* Exercise brief: Return each line of the records holding the string "НЕЗРЯЧИХ".

#### Records for the task

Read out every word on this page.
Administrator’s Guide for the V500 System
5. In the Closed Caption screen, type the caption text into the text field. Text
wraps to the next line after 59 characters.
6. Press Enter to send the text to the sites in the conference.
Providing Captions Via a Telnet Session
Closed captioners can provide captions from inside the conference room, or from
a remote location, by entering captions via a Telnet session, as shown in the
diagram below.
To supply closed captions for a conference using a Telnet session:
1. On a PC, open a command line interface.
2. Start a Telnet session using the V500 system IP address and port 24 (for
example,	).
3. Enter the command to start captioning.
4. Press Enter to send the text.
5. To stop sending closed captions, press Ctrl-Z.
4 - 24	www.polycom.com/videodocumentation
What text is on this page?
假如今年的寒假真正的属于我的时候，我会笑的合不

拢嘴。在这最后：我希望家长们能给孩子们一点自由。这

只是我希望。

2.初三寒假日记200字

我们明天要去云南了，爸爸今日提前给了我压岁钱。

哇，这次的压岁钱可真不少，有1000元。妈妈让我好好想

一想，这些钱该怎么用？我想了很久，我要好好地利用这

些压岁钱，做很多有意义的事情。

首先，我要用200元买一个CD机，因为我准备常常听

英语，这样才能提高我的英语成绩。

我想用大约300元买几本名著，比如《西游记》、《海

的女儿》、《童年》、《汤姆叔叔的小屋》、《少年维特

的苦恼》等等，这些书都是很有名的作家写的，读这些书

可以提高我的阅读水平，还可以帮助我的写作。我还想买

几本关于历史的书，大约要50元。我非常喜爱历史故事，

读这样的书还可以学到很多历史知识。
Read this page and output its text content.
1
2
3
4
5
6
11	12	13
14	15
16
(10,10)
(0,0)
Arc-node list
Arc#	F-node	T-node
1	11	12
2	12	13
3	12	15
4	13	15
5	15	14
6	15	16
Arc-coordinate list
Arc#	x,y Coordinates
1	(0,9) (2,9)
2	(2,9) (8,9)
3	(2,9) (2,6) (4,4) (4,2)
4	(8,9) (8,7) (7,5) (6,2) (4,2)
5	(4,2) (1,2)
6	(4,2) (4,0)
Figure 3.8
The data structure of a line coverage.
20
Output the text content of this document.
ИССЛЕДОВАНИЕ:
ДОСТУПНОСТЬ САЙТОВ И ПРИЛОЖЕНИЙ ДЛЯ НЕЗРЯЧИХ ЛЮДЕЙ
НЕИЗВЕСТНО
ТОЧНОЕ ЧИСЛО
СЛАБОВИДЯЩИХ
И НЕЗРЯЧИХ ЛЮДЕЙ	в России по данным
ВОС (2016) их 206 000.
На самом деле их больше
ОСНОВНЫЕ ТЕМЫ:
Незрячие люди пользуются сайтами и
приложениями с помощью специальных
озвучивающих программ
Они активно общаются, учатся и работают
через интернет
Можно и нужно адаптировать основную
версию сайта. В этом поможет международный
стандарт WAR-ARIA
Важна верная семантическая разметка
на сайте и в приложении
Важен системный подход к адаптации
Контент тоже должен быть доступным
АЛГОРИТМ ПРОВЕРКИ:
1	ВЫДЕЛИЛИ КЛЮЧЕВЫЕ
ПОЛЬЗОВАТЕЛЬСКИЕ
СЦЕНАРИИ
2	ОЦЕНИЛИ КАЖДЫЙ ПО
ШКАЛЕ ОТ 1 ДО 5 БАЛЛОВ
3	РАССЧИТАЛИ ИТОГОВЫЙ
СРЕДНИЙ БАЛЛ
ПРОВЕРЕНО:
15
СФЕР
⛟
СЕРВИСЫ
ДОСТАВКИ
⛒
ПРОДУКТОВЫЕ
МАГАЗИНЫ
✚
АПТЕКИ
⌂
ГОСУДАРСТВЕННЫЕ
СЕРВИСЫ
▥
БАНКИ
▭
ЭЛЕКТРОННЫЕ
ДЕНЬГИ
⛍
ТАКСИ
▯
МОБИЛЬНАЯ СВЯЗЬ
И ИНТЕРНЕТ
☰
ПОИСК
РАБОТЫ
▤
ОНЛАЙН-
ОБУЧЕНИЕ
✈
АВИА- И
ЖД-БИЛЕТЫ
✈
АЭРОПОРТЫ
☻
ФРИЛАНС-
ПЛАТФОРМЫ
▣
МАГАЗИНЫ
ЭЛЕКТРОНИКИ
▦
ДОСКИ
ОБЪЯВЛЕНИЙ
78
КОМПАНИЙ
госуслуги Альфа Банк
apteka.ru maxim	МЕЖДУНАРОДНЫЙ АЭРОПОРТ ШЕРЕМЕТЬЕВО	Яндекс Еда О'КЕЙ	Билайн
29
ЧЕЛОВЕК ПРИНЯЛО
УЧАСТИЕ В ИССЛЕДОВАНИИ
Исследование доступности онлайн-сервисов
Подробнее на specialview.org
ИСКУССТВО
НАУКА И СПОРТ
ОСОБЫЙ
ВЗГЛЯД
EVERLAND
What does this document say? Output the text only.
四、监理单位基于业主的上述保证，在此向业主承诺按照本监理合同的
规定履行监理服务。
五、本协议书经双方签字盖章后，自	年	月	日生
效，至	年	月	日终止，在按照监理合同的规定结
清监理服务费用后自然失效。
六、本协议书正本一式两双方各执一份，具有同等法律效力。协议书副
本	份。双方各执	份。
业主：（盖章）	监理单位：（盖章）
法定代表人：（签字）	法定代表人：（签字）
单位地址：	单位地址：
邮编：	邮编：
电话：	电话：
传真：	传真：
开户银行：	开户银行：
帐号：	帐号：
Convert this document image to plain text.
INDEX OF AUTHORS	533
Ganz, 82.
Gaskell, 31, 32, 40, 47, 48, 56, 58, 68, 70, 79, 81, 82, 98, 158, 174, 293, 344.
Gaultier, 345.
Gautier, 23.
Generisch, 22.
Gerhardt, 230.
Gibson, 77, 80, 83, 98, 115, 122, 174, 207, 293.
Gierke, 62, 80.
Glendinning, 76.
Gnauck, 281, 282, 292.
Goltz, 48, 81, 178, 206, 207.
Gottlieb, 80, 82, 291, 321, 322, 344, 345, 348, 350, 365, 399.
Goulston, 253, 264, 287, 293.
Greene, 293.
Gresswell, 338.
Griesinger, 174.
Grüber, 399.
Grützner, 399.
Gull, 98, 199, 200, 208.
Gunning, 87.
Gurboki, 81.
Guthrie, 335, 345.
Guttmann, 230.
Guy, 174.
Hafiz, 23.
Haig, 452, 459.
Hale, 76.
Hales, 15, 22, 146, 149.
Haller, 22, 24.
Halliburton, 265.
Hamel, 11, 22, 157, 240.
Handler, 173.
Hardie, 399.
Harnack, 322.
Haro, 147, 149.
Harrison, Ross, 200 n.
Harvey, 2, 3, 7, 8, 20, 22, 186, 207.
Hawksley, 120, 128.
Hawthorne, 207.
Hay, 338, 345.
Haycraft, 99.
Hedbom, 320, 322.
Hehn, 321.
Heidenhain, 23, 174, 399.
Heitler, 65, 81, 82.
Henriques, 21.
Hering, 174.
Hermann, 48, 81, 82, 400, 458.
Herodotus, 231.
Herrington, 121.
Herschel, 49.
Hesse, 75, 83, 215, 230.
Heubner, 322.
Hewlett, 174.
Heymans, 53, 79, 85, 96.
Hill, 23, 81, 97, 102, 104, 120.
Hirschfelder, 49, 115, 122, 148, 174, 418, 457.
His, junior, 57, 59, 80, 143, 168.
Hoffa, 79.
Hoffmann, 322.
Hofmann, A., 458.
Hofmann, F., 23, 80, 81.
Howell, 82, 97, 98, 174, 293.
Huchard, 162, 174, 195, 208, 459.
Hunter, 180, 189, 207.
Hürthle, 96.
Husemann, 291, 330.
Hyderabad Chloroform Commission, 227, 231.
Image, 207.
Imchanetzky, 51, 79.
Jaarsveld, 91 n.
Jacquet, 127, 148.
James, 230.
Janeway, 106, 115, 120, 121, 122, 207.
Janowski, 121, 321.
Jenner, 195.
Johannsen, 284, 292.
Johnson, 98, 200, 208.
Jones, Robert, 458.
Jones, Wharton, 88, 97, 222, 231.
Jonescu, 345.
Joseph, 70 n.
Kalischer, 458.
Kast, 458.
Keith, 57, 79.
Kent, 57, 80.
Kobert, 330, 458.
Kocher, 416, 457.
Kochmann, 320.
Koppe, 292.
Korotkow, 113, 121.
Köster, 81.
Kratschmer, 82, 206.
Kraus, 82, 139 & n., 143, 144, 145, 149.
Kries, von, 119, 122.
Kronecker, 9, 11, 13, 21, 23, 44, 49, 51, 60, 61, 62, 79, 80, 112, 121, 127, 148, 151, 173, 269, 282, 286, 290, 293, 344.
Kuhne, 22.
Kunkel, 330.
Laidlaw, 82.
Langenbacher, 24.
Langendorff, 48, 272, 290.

########

* Problem solution:
ДОСТУПНОСТЬ САЙТОВ И ПРИЛОЖЕНИЙ ДЛЯ НЕЗРЯЧИХ ЛЮДЕЙ
И НЕЗРЯЧИХ ЛЮДЕЙ	в России по данным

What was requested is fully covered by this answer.